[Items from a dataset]
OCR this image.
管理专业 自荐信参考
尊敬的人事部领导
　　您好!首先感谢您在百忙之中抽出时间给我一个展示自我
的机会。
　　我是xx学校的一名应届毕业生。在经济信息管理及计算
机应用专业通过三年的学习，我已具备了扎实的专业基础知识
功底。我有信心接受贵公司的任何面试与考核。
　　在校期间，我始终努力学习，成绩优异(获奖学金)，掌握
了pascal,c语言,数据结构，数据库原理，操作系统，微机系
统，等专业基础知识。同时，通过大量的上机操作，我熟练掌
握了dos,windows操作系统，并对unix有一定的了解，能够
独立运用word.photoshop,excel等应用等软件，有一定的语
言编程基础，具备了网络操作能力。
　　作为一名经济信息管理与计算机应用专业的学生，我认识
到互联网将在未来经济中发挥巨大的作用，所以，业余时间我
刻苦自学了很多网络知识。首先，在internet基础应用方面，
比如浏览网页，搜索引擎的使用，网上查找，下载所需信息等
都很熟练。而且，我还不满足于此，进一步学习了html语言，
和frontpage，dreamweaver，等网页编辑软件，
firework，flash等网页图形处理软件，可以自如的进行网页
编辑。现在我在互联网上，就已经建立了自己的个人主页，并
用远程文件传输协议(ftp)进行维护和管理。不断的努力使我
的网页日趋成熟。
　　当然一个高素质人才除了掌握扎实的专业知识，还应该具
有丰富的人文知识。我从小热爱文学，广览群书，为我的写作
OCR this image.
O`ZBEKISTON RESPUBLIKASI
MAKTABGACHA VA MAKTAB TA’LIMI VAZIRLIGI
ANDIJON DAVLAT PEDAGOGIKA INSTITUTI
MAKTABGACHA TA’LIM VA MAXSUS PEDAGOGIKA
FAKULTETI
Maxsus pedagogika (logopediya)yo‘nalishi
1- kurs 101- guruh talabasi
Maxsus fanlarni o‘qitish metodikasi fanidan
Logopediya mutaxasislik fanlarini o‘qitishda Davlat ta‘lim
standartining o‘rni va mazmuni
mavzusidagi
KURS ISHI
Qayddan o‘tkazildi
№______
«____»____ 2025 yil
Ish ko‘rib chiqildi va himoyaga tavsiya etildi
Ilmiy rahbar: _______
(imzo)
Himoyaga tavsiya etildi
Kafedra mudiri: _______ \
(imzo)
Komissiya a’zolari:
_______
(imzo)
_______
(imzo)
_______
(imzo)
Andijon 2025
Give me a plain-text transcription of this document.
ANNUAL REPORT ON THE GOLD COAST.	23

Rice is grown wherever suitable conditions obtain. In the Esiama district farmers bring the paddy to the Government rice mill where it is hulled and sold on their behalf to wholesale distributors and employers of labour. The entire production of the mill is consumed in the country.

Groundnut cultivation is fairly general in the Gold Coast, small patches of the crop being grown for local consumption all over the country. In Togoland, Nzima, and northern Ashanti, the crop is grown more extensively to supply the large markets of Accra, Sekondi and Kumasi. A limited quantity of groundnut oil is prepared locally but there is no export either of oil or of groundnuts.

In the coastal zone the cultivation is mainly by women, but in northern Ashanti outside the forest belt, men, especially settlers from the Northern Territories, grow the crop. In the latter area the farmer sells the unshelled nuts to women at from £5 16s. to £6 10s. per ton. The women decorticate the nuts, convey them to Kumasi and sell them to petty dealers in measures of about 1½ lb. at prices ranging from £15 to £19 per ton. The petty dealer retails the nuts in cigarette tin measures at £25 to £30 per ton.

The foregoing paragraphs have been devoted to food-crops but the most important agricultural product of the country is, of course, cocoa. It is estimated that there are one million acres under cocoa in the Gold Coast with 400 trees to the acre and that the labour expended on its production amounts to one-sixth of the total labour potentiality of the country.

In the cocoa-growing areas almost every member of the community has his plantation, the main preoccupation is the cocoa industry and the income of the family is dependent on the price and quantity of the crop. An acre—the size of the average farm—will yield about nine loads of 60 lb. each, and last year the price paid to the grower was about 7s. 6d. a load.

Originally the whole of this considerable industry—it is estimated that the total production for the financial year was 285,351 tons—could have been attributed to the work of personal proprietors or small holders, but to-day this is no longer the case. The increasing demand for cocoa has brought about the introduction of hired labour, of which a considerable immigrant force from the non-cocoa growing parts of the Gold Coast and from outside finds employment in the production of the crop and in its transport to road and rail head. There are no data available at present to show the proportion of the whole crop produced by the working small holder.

▶ _WRITTEN PROBLEM_: Determine the number of lines containing "grown". Write only that number.

▶ _THE ANSWER_: 2